Exercise:
Return the count of lines that mention "moderate", with no other words.

Records for processing:
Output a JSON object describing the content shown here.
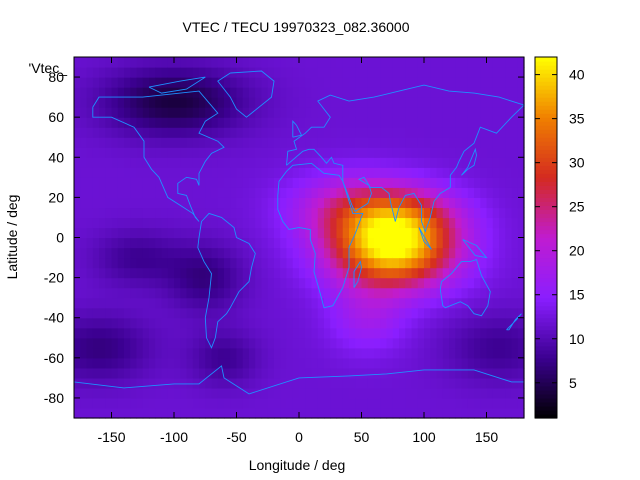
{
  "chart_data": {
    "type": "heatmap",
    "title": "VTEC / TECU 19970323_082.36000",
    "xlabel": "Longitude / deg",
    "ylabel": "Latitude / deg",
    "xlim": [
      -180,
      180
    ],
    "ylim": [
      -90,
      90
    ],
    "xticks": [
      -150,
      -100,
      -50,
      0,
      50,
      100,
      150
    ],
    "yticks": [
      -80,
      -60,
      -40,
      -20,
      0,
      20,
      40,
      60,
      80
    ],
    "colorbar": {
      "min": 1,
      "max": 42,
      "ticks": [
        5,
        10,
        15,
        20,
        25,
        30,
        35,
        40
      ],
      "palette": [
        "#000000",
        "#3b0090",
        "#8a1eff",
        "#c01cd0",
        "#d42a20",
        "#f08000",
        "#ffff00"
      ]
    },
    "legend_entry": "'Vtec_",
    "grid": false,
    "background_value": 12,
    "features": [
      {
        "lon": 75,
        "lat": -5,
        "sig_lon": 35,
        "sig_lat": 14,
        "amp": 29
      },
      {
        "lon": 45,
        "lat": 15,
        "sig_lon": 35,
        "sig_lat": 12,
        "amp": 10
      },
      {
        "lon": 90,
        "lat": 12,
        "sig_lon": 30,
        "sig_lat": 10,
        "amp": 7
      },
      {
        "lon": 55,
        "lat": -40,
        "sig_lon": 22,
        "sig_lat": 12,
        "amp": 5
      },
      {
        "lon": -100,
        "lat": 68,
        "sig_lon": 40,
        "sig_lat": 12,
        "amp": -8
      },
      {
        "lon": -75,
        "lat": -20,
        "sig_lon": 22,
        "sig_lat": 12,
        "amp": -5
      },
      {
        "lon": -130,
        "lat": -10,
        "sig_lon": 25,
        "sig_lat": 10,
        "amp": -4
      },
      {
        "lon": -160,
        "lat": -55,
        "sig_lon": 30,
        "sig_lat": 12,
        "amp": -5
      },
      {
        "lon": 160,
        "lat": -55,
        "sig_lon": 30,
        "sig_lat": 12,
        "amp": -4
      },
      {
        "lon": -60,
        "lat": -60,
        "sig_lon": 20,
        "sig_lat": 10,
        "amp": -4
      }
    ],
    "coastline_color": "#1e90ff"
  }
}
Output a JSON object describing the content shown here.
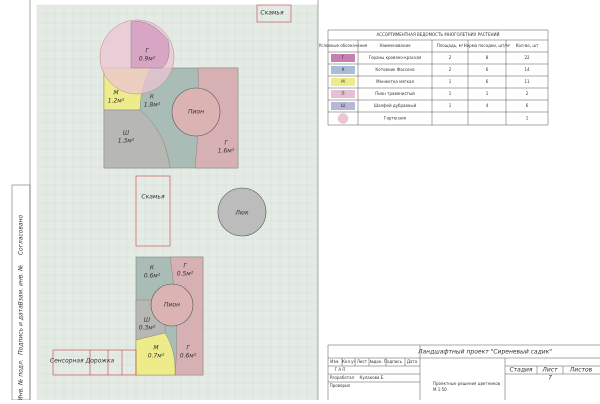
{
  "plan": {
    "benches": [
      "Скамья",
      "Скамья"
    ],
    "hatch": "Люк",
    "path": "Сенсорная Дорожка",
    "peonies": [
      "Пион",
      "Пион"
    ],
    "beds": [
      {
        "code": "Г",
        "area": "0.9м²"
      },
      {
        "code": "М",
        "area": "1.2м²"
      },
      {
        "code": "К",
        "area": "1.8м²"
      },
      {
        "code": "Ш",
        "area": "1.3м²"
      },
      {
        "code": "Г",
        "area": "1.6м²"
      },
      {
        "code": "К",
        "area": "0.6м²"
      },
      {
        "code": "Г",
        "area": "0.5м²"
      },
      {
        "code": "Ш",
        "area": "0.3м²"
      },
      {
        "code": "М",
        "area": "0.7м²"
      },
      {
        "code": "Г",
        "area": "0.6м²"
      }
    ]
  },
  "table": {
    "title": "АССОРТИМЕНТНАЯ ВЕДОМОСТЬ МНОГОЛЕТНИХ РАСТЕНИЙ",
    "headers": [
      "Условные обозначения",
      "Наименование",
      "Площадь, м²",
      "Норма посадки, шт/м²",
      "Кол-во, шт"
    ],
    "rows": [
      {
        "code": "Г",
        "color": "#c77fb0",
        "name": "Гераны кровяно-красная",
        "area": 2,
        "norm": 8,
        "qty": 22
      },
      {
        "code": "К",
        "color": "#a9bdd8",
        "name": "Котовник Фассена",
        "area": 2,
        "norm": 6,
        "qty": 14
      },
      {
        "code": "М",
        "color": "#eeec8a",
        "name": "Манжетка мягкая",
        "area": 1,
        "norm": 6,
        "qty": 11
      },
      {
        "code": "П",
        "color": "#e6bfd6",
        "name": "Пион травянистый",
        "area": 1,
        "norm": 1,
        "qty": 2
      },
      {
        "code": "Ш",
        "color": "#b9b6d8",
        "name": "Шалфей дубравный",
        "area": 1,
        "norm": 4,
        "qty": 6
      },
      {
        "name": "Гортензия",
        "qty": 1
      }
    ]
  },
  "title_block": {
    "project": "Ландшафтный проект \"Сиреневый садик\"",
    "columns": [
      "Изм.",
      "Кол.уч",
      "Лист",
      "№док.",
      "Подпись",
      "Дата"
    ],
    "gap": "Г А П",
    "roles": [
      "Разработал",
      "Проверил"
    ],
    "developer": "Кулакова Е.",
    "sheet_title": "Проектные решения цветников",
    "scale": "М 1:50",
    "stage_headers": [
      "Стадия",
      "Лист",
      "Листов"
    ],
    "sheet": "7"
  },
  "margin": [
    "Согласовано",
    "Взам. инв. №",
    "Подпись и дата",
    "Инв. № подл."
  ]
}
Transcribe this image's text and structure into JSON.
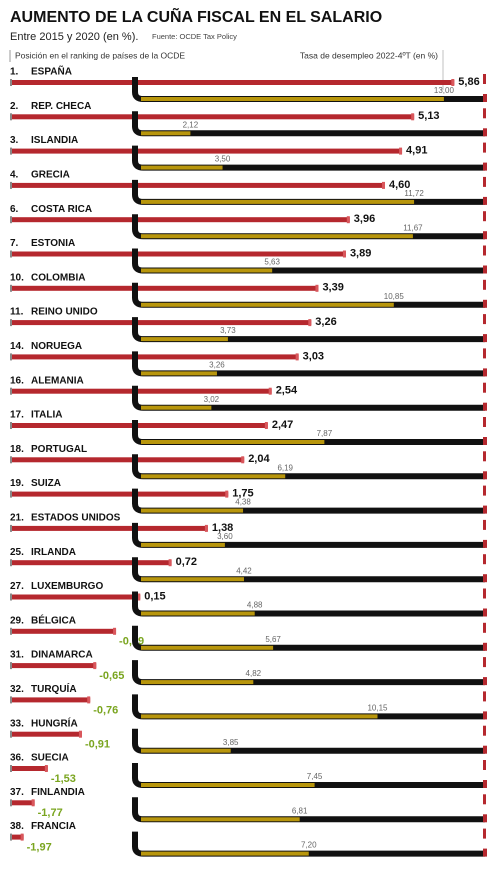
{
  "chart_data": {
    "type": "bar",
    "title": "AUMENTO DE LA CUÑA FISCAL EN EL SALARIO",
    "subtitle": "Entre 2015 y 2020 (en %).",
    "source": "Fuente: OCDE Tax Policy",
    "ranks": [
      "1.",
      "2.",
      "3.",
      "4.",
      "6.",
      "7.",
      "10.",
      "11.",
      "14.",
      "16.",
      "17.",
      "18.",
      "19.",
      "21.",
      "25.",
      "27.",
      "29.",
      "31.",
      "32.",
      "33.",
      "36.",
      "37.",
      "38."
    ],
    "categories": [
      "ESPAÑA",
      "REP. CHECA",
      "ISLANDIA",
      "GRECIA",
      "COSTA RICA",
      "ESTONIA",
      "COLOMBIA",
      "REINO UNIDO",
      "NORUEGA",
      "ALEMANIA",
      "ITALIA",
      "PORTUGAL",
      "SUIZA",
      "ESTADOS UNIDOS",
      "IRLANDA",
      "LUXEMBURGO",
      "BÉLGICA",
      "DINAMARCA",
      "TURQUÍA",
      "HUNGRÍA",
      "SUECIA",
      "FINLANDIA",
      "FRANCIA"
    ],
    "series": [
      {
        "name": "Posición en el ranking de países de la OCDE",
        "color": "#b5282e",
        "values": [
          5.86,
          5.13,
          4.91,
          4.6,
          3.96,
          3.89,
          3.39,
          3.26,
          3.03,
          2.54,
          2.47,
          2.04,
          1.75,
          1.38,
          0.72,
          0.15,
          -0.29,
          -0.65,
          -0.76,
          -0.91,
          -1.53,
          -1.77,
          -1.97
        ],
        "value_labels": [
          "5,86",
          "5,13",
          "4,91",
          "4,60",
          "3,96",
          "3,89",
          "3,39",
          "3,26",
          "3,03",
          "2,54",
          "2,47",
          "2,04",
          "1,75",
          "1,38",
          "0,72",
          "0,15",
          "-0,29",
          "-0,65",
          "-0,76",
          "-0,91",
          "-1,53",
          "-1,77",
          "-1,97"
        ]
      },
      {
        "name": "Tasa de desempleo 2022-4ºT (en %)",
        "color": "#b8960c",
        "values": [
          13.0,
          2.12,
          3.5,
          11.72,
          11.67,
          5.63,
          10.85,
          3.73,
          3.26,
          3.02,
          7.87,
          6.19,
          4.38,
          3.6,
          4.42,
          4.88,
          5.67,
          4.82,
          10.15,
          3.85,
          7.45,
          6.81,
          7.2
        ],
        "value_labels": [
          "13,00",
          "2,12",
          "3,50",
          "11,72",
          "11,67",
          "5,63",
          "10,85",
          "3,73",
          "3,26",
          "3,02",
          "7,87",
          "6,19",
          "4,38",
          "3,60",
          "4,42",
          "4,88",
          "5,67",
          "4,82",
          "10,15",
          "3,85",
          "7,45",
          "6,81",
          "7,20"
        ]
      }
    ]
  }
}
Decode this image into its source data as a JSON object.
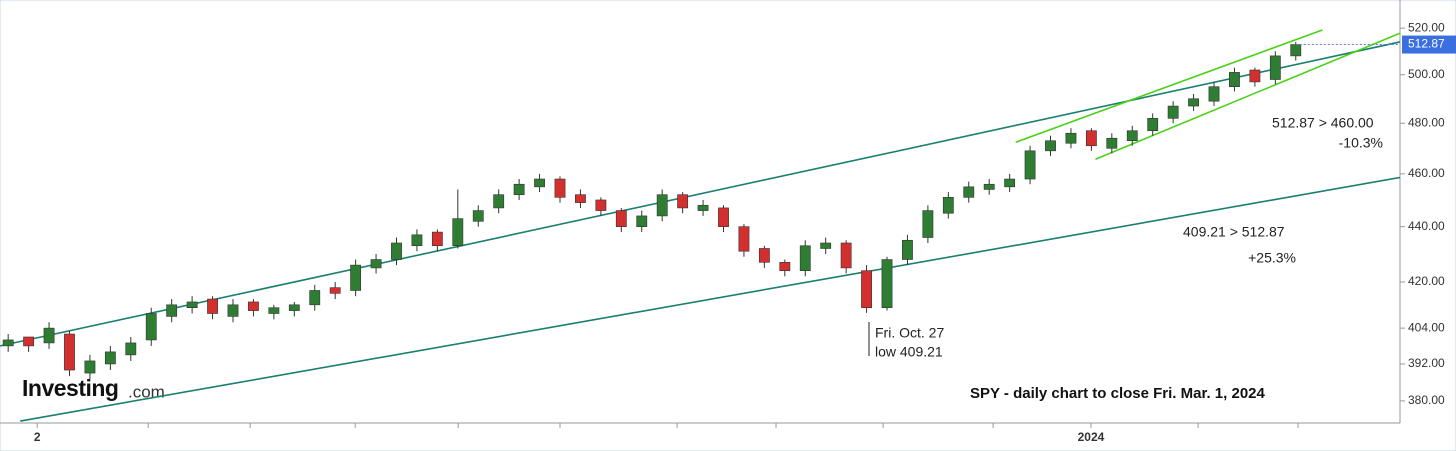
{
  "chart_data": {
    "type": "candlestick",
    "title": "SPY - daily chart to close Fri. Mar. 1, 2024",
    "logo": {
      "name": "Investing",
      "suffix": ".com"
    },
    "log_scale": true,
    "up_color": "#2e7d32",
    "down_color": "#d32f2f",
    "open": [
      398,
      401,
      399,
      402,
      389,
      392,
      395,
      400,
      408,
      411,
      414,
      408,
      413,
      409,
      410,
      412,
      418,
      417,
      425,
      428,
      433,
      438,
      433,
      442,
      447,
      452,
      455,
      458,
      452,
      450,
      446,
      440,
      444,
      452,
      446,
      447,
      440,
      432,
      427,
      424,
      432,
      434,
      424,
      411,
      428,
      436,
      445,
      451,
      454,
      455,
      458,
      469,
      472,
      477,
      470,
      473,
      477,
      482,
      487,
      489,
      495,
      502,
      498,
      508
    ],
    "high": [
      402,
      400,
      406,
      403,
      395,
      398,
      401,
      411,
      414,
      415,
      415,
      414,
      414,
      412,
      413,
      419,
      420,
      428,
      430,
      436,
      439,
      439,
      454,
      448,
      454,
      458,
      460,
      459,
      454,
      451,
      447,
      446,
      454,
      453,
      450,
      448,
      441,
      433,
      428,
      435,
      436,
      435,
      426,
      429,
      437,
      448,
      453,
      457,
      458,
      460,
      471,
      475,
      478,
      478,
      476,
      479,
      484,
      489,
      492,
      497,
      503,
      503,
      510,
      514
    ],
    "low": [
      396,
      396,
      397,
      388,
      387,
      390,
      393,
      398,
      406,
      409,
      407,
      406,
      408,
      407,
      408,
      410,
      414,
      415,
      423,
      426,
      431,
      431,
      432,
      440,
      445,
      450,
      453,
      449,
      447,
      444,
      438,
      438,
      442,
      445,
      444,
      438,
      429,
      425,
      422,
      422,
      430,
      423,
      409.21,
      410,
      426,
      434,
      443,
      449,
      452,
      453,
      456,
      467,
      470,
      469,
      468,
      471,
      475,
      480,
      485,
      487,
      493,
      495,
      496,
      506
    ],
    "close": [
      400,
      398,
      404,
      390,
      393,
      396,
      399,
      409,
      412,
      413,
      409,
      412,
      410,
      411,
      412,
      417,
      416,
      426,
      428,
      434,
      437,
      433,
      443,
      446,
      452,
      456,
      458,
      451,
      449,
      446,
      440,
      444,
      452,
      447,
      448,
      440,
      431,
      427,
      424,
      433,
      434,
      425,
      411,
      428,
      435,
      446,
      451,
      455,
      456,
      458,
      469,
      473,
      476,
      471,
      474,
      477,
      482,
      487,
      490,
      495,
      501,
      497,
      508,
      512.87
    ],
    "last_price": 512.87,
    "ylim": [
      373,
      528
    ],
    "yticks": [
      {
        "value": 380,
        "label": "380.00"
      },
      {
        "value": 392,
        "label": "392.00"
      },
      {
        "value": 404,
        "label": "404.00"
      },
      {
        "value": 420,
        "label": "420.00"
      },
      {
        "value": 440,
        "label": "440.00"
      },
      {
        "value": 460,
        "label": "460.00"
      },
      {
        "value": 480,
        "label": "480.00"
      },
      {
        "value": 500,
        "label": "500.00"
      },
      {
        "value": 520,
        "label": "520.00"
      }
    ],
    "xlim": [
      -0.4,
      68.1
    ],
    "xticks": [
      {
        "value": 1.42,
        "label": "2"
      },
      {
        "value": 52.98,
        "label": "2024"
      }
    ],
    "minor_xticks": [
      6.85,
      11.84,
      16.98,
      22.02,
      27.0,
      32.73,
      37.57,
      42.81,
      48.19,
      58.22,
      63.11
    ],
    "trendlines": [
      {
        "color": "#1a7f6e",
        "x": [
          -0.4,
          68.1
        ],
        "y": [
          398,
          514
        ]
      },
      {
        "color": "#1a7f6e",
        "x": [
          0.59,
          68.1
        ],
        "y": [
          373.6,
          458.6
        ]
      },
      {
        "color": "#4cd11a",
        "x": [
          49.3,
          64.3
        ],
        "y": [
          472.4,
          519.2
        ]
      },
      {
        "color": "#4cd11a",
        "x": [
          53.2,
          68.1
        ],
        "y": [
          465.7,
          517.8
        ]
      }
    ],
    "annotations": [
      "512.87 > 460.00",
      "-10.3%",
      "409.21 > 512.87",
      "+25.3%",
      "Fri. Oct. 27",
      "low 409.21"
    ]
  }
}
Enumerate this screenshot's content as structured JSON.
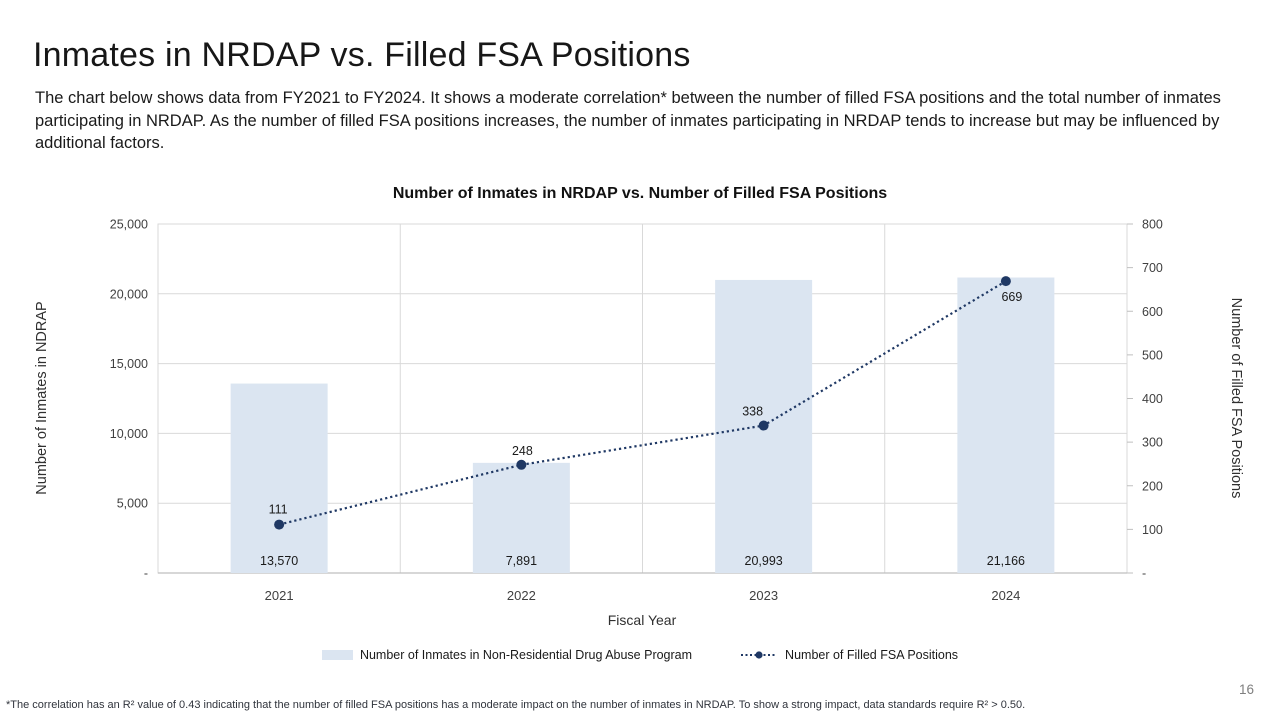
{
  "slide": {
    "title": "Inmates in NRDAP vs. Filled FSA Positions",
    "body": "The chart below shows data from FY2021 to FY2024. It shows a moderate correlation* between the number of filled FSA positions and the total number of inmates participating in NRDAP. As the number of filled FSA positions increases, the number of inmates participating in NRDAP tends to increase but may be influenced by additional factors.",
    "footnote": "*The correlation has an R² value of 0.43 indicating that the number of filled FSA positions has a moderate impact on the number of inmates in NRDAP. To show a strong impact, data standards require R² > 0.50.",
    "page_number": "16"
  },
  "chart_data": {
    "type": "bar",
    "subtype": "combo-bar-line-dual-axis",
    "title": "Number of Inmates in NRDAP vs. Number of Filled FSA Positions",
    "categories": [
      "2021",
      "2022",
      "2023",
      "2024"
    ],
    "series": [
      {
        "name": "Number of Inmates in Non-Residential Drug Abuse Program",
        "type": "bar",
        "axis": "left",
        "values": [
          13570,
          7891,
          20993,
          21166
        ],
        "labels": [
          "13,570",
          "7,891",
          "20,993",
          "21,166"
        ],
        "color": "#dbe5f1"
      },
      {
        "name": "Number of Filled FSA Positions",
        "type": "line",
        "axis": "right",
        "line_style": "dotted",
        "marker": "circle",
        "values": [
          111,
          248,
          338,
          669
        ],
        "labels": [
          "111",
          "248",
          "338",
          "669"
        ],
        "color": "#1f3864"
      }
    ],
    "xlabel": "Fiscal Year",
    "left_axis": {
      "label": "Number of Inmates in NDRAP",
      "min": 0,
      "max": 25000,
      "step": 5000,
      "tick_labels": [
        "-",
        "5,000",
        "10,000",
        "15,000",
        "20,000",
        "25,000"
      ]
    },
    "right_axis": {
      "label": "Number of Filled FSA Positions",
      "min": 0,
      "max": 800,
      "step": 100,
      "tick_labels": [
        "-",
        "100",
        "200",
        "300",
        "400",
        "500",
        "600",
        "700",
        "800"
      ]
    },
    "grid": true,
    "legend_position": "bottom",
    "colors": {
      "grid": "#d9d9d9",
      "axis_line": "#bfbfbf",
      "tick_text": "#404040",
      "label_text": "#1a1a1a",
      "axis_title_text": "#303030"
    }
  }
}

Correct output:
2